▸ Exercise data

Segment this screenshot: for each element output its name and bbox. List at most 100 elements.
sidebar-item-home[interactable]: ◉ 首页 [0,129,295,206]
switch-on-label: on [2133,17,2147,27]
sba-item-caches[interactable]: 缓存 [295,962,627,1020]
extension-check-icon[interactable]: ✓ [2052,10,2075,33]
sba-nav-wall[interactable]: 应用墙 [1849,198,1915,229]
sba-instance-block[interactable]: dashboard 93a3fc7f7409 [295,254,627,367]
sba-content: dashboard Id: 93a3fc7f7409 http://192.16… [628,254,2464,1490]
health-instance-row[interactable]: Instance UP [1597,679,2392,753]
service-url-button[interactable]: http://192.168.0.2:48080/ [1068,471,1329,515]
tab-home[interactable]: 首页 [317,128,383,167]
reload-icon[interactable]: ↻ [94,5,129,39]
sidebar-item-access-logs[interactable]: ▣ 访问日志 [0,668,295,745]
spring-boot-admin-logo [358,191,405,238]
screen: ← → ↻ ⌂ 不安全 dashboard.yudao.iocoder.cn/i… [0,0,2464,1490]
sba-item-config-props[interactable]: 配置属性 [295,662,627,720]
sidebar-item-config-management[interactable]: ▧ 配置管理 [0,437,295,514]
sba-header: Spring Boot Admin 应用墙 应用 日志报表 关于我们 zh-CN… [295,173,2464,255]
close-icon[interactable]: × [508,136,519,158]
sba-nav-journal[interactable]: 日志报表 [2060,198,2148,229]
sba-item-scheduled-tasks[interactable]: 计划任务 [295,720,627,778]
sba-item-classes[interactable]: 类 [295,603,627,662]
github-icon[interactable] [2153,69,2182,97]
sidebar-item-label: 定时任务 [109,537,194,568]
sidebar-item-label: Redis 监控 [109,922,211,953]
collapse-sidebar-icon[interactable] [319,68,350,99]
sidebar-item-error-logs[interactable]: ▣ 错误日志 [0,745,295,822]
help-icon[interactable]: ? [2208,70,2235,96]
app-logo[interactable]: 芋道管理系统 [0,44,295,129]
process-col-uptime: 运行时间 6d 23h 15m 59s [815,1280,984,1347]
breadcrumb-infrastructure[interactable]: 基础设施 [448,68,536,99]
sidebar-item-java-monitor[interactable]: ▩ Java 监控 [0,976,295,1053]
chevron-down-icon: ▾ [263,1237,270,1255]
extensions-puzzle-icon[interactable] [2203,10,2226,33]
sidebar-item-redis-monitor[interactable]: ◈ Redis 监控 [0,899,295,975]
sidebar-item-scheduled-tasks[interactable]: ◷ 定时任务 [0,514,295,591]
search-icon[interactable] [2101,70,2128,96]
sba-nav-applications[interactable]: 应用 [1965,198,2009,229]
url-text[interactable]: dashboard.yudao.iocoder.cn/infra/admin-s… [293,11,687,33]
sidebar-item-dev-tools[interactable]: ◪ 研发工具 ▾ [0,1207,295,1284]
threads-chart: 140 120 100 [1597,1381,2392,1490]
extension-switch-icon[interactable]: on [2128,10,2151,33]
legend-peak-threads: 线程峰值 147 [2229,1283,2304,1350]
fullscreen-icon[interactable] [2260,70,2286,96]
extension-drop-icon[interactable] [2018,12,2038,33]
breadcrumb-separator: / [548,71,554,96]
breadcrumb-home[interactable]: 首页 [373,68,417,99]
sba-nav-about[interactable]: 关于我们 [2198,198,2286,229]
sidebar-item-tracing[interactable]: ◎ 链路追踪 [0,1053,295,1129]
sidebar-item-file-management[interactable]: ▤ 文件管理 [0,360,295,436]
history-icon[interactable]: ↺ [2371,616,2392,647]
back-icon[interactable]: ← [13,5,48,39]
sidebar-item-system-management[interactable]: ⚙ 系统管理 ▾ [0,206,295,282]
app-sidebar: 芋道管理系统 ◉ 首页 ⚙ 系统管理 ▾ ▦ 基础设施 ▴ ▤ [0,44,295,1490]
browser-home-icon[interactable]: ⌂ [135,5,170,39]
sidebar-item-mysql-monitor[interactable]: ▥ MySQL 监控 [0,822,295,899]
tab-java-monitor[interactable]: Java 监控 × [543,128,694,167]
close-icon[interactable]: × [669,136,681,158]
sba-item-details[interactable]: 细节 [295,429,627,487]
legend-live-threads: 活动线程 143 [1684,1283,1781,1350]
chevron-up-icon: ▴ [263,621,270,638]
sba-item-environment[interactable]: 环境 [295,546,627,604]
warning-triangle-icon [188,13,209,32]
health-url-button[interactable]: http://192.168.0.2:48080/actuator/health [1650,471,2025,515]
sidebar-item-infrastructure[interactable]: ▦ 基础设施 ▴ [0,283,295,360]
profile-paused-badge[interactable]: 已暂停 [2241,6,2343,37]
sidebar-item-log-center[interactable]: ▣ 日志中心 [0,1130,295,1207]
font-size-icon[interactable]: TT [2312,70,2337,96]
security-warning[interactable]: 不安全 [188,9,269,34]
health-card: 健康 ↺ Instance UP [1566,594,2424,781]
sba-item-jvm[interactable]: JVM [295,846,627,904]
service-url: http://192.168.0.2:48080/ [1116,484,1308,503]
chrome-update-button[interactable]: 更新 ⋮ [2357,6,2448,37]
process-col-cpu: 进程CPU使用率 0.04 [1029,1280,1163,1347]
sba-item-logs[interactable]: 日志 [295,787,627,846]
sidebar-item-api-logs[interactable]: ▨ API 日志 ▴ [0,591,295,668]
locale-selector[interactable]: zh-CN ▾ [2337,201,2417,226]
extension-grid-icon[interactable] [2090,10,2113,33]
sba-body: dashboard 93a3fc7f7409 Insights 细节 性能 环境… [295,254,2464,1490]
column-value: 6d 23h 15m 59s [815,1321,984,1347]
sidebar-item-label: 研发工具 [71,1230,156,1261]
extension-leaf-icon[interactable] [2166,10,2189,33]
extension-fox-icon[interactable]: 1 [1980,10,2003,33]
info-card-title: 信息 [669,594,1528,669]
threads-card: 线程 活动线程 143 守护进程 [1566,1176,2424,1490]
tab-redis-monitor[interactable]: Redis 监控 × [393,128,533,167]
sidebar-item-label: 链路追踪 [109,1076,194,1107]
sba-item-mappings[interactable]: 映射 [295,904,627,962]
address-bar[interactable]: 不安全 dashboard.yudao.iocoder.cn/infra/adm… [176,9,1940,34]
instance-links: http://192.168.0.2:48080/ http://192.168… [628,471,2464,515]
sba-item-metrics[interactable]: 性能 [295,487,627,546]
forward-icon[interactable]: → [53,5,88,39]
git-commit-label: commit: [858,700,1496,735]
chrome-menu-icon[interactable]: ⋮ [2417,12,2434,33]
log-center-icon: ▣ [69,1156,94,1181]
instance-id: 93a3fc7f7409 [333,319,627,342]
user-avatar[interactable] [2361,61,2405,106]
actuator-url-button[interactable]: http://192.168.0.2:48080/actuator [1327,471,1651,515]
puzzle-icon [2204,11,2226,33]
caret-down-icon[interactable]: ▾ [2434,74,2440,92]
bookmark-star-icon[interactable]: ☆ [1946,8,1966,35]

▸ Problem to work on
Copy out the entries word for word, starting at the first line and going through the line with "sba-instance-block[interactable]: dashboard 93a3fc7f7409", including that line.

▸ Written solution
Segment this screenshot: for each element output its name and bbox. List at most 100 elements.
sidebar-item-home[interactable]: ◉ 首页 [0,129,295,206]
switch-on-label: on [2133,17,2147,27]
sba-item-caches[interactable]: 缓存 [295,962,627,1020]
extension-check-icon[interactable]: ✓ [2052,10,2075,33]
sba-nav-wall[interactable]: 应用墙 [1849,198,1915,229]
sba-instance-block[interactable]: dashboard 93a3fc7f7409 [295,254,627,367]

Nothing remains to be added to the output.